(Figure record extracts)
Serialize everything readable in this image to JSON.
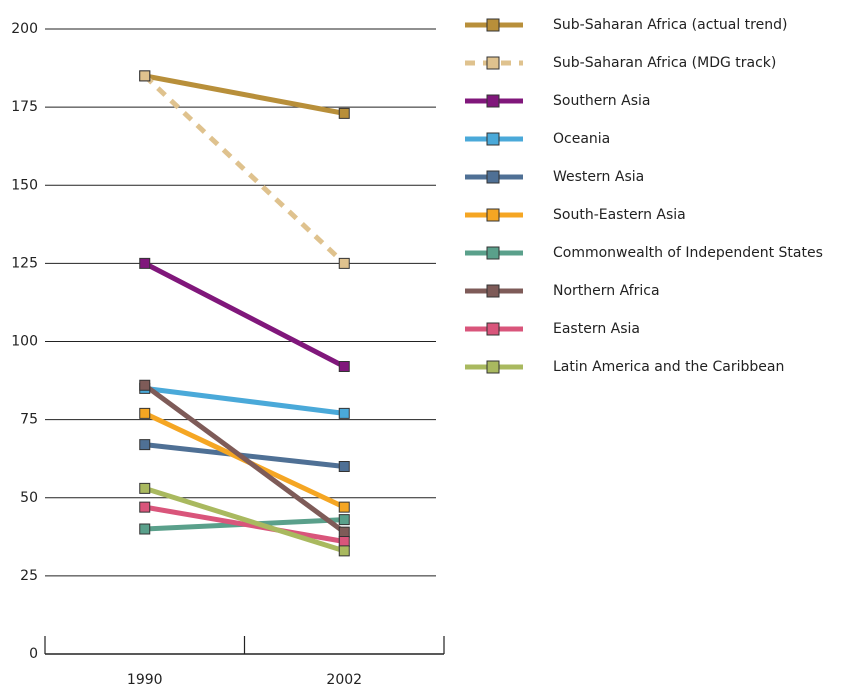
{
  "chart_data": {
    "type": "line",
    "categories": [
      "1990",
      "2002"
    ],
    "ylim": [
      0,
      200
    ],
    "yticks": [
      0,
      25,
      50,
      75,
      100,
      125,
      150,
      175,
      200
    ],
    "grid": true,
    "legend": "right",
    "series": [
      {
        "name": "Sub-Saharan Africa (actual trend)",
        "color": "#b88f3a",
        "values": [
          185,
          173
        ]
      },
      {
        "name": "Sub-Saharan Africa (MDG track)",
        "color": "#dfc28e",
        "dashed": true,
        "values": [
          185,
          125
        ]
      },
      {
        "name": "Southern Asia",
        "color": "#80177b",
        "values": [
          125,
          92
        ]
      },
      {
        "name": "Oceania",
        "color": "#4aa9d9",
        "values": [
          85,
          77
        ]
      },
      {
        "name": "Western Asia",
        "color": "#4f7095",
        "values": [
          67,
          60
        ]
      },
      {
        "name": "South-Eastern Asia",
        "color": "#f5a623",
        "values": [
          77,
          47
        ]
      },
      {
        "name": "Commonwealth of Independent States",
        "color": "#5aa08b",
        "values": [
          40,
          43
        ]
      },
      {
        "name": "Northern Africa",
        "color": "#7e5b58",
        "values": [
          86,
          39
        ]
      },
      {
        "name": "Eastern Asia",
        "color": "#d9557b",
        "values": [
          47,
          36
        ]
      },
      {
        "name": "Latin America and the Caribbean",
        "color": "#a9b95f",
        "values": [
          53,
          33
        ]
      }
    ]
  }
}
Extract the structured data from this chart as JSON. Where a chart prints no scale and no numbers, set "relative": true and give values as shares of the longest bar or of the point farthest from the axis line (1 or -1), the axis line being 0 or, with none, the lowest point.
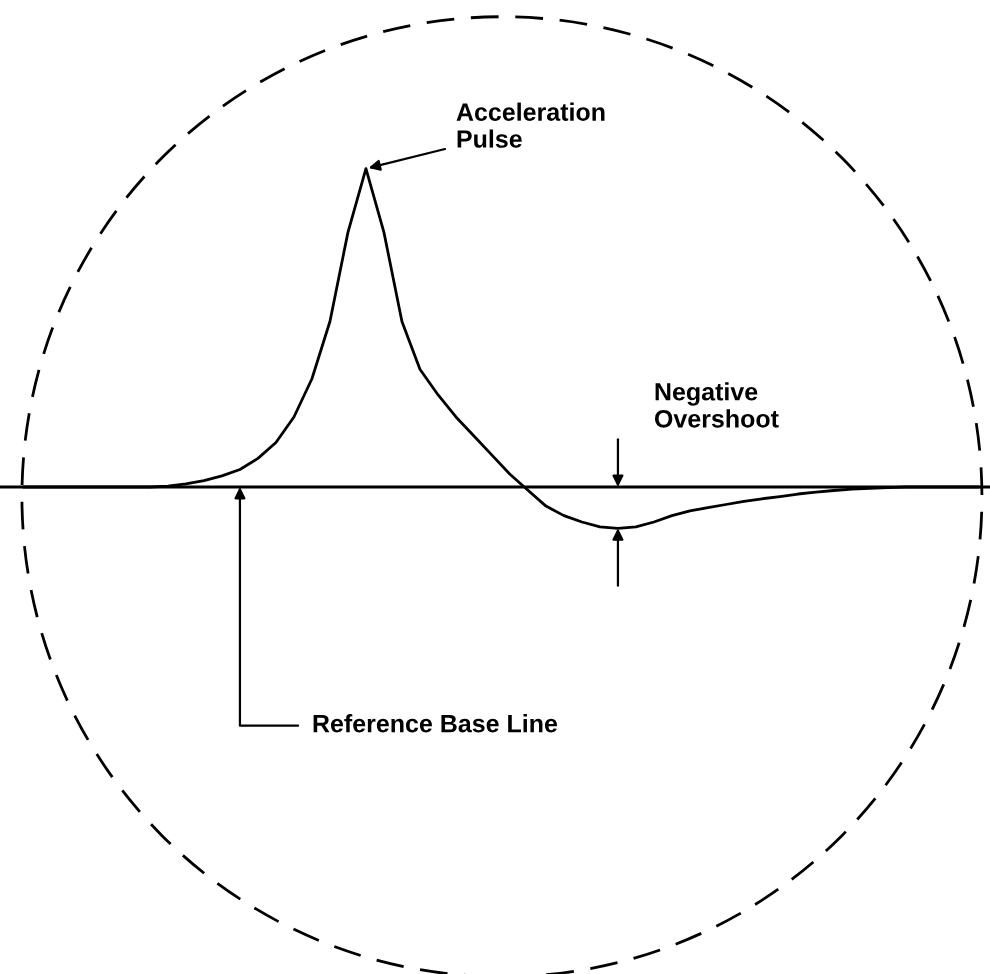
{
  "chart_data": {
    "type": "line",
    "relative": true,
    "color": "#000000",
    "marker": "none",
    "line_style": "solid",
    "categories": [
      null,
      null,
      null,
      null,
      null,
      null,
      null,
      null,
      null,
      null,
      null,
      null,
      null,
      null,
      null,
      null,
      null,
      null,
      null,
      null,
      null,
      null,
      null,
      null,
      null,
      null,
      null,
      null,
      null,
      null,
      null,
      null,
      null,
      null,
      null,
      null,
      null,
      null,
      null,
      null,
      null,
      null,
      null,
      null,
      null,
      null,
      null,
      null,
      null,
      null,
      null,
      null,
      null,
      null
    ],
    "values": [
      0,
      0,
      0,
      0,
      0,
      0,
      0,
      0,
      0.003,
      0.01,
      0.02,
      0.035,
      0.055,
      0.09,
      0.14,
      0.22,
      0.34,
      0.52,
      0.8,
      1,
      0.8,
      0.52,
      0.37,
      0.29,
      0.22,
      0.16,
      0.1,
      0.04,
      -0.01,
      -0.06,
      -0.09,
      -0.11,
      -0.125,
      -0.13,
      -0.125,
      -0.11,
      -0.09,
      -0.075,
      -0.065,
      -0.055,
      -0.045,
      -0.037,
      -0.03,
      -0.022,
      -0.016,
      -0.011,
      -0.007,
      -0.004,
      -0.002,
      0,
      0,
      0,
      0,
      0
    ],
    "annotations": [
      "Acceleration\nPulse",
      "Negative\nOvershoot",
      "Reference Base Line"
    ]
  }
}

▶ _EXERCISE REQUIREMENTS_: Copy out the whole listing exactly, and don't carry over any pictures.

▶ _EXERCISE RESULT_:
Serialize everything readable in this image to JSON.
{
  "chart_data": {
    "type": "line",
    "categories": [
      "1990",
      "2002"
    ],
    "ylim": [
      0,
      200
    ],
    "yticks": [
      0,
      25,
      50,
      75,
      100,
      125,
      150,
      175,
      200
    ],
    "grid": true,
    "legend": "right",
    "series": [
      {
        "name": "Sub-Saharan Africa (actual trend)",
        "color": "#b88f3a",
        "values": [
          185,
          173
        ]
      },
      {
        "name": "Sub-Saharan Africa (MDG track)",
        "color": "#dfc28e",
        "dashed": true,
        "values": [
          185,
          125
        ]
      },
      {
        "name": "Southern Asia",
        "color": "#80177b",
        "values": [
          125,
          92
        ]
      },
      {
        "name": "Oceania",
        "color": "#4aa9d9",
        "values": [
          85,
          77
        ]
      },
      {
        "name": "Western Asia",
        "color": "#4f7095",
        "values": [
          67,
          60
        ]
      },
      {
        "name": "South-Eastern Asia",
        "color": "#f5a623",
        "values": [
          77,
          47
        ]
      },
      {
        "name": "Commonwealth of Independent States",
        "color": "#5aa08b",
        "values": [
          40,
          43
        ]
      },
      {
        "name": "Northern Africa",
        "color": "#7e5b58",
        "values": [
          86,
          39
        ]
      },
      {
        "name": "Eastern Asia",
        "color": "#d9557b",
        "values": [
          47,
          36
        ]
      },
      {
        "name": "Latin America and the Caribbean",
        "color": "#a9b95f",
        "values": [
          53,
          33
        ]
      }
    ]
  }
}
Extract the structured data from this chart as JSON. Where a chart prints no scale and no numbers, set "relative": true and give values as shares of the longest bar or of the point farthest from the axis line (1 or -1), the axis line being 0 or, with none, the lowest point.
{
  "chart_data": {
    "type": "line",
    "relative": true,
    "color": "#000000",
    "marker": "none",
    "line_style": "solid",
    "categories": [
      null,
      null,
      null,
      null,
      null,
      null,
      null,
      null,
      null,
      null,
      null,
      null,
      null,
      null,
      null,
      null,
      null,
      null,
      null,
      null,
      null,
      null,
      null,
      null,
      null,
      null,
      null,
      null,
      null,
      null,
      null,
      null,
      null,
      null,
      null,
      null,
      null,
      null,
      null,
      null,
      null,
      null,
      null,
      null,
      null,
      null,
      null,
      null,
      null,
      null,
      null,
      null,
      null,
      null
    ],
    "values": [
      0,
      0,
      0,
      0,
      0,
      0,
      0,
      0,
      0.003,
      0.01,
      0.02,
      0.035,
      0.055,
      0.09,
      0.14,
      0.22,
      0.34,
      0.52,
      0.8,
      1,
      0.8,
      0.52,
      0.37,
      0.29,
      0.22,
      0.16,
      0.1,
      0.04,
      -0.01,
      -0.06,
      -0.09,
      -0.11,
      -0.125,
      -0.13,
      -0.125,
      -0.11,
      -0.09,
      -0.075,
      -0.065,
      -0.055,
      -0.045,
      -0.037,
      -0.03,
      -0.022,
      -0.016,
      -0.011,
      -0.007,
      -0.004,
      -0.002,
      0,
      0,
      0,
      0,
      0
    ],
    "annotations": [
      "Acceleration\nPulse",
      "Negative\nOvershoot",
      "Reference Base Line"
    ]
  }
}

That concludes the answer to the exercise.